(Data provided)

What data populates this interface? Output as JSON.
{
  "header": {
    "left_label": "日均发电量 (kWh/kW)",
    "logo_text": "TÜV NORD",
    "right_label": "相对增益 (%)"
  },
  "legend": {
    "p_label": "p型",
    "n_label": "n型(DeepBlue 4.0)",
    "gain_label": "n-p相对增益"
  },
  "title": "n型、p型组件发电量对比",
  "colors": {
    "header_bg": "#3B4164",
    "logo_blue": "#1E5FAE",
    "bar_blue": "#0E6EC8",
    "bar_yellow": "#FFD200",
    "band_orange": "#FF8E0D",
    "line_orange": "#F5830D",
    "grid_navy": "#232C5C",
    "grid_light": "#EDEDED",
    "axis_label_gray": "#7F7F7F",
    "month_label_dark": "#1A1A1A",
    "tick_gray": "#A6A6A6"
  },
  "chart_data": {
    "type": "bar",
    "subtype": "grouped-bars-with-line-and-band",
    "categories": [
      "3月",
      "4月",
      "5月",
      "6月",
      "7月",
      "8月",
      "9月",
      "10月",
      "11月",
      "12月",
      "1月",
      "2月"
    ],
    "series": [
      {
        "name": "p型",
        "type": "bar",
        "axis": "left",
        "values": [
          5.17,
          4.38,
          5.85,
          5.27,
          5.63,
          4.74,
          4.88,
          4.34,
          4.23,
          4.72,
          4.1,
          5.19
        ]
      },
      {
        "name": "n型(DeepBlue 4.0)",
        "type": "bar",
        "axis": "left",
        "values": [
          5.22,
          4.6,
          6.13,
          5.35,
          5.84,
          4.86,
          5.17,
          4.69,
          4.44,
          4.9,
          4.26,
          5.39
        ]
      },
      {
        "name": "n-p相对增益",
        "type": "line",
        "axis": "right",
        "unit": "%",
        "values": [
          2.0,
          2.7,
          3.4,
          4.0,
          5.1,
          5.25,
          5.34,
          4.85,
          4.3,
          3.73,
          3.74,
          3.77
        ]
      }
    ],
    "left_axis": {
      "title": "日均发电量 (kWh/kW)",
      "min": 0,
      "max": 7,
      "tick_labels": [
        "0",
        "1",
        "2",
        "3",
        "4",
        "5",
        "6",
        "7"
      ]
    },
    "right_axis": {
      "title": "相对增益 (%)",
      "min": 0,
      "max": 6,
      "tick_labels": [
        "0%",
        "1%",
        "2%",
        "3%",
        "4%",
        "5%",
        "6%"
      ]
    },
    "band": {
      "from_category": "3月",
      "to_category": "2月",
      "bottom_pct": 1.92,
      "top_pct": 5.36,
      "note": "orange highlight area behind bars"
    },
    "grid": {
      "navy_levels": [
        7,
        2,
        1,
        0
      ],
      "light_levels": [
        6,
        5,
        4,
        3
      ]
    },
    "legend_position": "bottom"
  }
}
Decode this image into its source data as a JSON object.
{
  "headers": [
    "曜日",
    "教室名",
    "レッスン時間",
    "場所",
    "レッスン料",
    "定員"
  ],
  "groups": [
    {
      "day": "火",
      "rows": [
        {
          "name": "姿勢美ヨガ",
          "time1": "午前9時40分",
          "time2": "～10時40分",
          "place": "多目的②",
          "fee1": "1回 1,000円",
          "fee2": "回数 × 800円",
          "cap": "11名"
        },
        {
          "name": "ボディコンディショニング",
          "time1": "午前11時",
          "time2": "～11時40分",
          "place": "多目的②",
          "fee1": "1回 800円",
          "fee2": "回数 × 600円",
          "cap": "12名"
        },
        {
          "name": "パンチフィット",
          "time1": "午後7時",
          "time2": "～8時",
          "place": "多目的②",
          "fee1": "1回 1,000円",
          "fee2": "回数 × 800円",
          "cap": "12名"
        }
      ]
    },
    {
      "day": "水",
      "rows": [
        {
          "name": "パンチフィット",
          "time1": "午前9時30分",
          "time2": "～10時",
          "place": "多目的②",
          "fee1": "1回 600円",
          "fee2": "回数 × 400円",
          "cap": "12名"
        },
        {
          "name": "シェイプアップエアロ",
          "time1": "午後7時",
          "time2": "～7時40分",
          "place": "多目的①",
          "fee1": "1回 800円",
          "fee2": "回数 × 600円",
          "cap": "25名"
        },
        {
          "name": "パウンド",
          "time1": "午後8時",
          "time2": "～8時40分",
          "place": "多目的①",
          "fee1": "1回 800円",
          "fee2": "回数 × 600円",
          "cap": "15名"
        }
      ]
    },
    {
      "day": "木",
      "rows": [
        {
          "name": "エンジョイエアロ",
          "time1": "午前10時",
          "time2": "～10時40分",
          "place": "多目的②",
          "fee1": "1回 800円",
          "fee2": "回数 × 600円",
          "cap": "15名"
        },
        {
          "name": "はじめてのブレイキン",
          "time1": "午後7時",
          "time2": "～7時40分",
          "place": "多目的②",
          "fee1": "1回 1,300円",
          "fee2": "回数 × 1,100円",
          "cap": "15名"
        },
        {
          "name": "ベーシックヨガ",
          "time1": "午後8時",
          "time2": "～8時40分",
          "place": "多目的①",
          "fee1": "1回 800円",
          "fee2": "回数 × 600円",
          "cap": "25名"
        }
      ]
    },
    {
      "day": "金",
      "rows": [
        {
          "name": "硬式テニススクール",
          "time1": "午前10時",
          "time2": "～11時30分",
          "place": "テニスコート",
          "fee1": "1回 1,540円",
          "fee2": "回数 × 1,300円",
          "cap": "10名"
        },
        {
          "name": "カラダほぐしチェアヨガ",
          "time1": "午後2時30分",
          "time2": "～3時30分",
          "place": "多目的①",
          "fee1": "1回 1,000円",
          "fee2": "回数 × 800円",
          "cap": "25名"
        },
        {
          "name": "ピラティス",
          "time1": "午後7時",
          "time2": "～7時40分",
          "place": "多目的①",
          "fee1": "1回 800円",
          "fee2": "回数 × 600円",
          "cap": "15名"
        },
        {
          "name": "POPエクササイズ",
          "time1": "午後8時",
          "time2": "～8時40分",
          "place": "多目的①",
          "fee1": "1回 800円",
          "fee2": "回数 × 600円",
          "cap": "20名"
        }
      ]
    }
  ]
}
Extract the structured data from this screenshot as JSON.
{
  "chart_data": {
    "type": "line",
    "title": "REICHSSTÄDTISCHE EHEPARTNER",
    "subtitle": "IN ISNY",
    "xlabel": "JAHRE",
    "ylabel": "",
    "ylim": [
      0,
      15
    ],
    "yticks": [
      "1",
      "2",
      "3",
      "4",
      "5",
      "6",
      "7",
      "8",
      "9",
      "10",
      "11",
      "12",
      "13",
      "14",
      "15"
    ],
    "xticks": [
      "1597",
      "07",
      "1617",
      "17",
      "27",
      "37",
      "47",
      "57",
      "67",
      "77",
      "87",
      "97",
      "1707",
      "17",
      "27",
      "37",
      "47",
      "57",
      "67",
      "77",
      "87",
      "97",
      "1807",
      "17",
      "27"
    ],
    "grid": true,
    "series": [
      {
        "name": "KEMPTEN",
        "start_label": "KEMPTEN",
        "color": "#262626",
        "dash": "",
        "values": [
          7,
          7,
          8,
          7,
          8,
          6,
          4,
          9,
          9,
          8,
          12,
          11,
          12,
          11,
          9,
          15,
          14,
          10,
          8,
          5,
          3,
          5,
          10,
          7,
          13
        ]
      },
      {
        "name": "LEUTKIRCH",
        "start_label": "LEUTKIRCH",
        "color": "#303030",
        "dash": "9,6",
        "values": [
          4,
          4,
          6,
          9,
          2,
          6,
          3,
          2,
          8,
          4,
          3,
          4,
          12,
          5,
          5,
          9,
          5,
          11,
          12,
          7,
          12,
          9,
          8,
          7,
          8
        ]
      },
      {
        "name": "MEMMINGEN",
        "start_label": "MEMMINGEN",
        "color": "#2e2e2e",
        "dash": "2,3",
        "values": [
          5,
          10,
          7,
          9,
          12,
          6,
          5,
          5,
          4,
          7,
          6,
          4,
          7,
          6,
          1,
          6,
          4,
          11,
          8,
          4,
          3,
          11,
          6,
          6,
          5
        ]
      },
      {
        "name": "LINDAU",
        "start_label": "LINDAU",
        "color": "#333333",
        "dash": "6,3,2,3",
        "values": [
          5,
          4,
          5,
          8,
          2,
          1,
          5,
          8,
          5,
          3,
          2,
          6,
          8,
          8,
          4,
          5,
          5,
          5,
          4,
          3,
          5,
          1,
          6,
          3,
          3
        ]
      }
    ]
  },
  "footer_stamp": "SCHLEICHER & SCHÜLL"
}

(Short exercise) Look over the material above and show each line where "JSON" appears.

(The solution)
What data populates this interface? Output as JSON.
Decode this image into its source data as a JSON object.
Extract the structured data from this screenshot as JSON.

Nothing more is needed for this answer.